EXERCISE MATERIALS:
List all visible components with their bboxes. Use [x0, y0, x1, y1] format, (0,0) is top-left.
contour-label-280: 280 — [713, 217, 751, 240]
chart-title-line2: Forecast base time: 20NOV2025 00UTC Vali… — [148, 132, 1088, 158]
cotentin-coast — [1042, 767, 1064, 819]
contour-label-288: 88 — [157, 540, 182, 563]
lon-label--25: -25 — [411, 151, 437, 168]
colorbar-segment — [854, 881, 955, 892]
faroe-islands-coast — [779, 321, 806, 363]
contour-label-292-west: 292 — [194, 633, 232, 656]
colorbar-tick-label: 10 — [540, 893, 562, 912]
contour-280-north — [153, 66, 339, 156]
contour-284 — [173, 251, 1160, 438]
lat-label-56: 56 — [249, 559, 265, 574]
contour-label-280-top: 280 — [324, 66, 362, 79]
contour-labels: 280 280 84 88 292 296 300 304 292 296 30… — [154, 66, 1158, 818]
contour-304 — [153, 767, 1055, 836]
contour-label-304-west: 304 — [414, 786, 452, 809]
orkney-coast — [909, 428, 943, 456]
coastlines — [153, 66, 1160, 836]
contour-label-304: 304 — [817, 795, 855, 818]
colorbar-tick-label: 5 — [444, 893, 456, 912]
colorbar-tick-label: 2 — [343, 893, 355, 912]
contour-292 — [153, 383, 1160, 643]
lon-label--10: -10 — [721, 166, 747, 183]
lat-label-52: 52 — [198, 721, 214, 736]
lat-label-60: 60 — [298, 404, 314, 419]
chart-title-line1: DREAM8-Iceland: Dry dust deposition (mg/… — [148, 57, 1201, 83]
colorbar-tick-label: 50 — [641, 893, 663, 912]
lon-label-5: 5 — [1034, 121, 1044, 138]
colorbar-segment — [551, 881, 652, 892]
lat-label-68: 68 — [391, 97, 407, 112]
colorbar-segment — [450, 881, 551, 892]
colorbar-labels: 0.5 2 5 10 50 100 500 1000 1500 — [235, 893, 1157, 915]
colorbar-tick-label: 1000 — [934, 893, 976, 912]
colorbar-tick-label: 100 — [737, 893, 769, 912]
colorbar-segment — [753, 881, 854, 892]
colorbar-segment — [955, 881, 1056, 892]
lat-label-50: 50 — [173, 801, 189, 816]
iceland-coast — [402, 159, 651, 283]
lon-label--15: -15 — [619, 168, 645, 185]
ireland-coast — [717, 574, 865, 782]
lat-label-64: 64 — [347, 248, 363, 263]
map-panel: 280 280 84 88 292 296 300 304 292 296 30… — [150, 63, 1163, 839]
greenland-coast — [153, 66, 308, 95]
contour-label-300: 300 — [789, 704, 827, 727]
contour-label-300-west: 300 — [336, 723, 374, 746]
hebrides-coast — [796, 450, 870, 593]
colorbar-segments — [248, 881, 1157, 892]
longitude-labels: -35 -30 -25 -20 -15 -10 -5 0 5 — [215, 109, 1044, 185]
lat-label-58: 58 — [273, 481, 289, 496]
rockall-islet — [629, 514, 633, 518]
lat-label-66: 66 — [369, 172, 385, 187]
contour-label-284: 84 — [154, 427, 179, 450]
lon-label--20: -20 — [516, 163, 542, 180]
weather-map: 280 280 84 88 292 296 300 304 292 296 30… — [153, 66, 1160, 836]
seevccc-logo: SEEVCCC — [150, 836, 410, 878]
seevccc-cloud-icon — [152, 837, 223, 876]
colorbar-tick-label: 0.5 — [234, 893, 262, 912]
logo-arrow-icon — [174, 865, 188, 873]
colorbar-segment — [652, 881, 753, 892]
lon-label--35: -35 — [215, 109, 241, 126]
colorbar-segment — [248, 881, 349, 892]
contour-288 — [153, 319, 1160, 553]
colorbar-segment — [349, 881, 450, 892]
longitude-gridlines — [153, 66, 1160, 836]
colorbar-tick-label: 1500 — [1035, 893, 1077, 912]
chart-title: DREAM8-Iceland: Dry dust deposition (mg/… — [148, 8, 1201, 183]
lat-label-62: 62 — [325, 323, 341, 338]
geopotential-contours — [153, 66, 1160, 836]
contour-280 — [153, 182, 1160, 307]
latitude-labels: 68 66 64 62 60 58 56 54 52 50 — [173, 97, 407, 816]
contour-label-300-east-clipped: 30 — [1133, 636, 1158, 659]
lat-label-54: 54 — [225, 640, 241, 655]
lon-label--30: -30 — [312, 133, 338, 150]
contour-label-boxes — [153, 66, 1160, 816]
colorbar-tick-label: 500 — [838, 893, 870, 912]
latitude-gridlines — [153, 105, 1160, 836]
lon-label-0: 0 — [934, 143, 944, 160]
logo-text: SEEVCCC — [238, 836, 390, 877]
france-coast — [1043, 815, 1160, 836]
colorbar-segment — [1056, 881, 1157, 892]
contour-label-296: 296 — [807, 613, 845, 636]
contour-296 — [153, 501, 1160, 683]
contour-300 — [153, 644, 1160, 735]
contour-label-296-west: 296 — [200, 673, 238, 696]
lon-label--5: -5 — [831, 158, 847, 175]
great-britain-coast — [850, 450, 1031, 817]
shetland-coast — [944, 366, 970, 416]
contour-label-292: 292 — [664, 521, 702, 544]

JOB:
Can you reproduce every line of the records above verbatim, with nothing added or left out?

RESULT OF THE TASK:
List all visible components with their bboxes. Use [x0, y0, x1, y1] format, (0,0) is top-left.
contour-label-280: 280 — [713, 217, 751, 240]
chart-title-line2: Forecast base time: 20NOV2025 00UTC Vali… — [148, 132, 1088, 158]
cotentin-coast — [1042, 767, 1064, 819]
contour-label-288: 88 — [157, 540, 182, 563]
lon-label--25: -25 — [411, 151, 437, 168]
colorbar-segment — [854, 881, 955, 892]
faroe-islands-coast — [779, 321, 806, 363]
contour-label-292-west: 292 — [194, 633, 232, 656]
colorbar-tick-label: 10 — [540, 893, 562, 912]
contour-280-north — [153, 66, 339, 156]
contour-284 — [173, 251, 1160, 438]
lat-label-56: 56 — [249, 559, 265, 574]
contour-label-280-top: 280 — [324, 66, 362, 79]
contour-labels: 280 280 84 88 292 296 300 304 292 296 30… — [154, 66, 1158, 818]
contour-304 — [153, 767, 1055, 836]
contour-label-304-west: 304 — [414, 786, 452, 809]
orkney-coast — [909, 428, 943, 456]
coastlines — [153, 66, 1160, 836]
contour-label-304: 304 — [817, 795, 855, 818]
colorbar-tick-label: 5 — [444, 893, 456, 912]
colorbar-tick-label: 2 — [343, 893, 355, 912]
contour-292 — [153, 383, 1160, 643]
lon-label--10: -10 — [721, 166, 747, 183]
lat-label-52: 52 — [198, 721, 214, 736]
lat-label-60: 60 — [298, 404, 314, 419]
chart-title-line1: DREAM8-Iceland: Dry dust deposition (mg/… — [148, 57, 1201, 83]
colorbar-tick-label: 50 — [641, 893, 663, 912]
lon-label-5: 5 — [1034, 121, 1044, 138]
colorbar-segment — [551, 881, 652, 892]
lat-label-68: 68 — [391, 97, 407, 112]
colorbar-segment — [450, 881, 551, 892]
colorbar-labels: 0.5 2 5 10 50 100 500 1000 1500 — [235, 893, 1157, 915]
colorbar-tick-label: 1000 — [934, 893, 976, 912]
colorbar-tick-label: 100 — [737, 893, 769, 912]
colorbar-segment — [753, 881, 854, 892]
colorbar-segment — [955, 881, 1056, 892]
lat-label-50: 50 — [173, 801, 189, 816]
iceland-coast — [402, 159, 651, 283]
lon-label--15: -15 — [619, 168, 645, 185]
ireland-coast — [717, 574, 865, 782]
lat-label-64: 64 — [347, 248, 363, 263]
map-panel: 280 280 84 88 292 296 300 304 292 296 30… — [150, 63, 1163, 839]
greenland-coast — [153, 66, 308, 95]
contour-label-300: 300 — [789, 704, 827, 727]
contour-label-300-west: 300 — [336, 723, 374, 746]
hebrides-coast — [796, 450, 870, 593]
colorbar-segments — [248, 881, 1157, 892]
longitude-labels: -35 -30 -25 -20 -15 -10 -5 0 5 — [215, 109, 1044, 185]
lat-label-58: 58 — [273, 481, 289, 496]
rockall-islet — [629, 514, 633, 518]
lat-label-66: 66 — [369, 172, 385, 187]
contour-label-284: 84 — [154, 427, 179, 450]
lon-label--20: -20 — [516, 163, 542, 180]
weather-map: 280 280 84 88 292 296 300 304 292 296 30… — [153, 66, 1160, 836]
seevccc-logo: SEEVCCC — [150, 836, 410, 878]
seevccc-cloud-icon — [152, 837, 223, 876]
colorbar-tick-label: 0.5 — [234, 893, 262, 912]
logo-arrow-icon — [174, 865, 188, 873]
colorbar-segment — [652, 881, 753, 892]
lon-label--35: -35 — [215, 109, 241, 126]
colorbar-segment — [248, 881, 349, 892]
contour-288 — [153, 319, 1160, 553]
colorbar-segment — [349, 881, 450, 892]
longitude-gridlines — [153, 66, 1160, 836]
colorbar-tick-label: 1500 — [1035, 893, 1077, 912]
chart-title: DREAM8-Iceland: Dry dust deposition (mg/… — [148, 8, 1201, 183]
lat-label-62: 62 — [325, 323, 341, 338]
geopotential-contours — [153, 66, 1160, 836]
contour-280 — [153, 182, 1160, 307]
latitude-labels: 68 66 64 62 60 58 56 54 52 50 — [173, 97, 407, 816]
contour-label-300-east-clipped: 30 — [1133, 636, 1158, 659]
lat-label-54: 54 — [225, 640, 241, 655]
lon-label--30: -30 — [312, 133, 338, 150]
contour-label-boxes — [153, 66, 1160, 816]
colorbar-tick-label: 500 — [838, 893, 870, 912]
latitude-gridlines — [153, 105, 1160, 836]
lon-label-0: 0 — [934, 143, 944, 160]
logo-text: SEEVCCC — [238, 836, 390, 877]
france-coast — [1043, 815, 1160, 836]
colorbar-segment — [1056, 881, 1157, 892]
contour-label-296: 296 — [807, 613, 845, 636]
contour-296 — [153, 501, 1160, 683]
contour-300 — [153, 644, 1160, 735]
contour-label-296-west: 296 — [200, 673, 238, 696]
lon-label--5: -5 — [831, 158, 847, 175]
great-britain-coast — [850, 450, 1031, 817]
shetland-coast — [944, 366, 970, 416]
contour-label-292: 292 — [664, 521, 702, 544]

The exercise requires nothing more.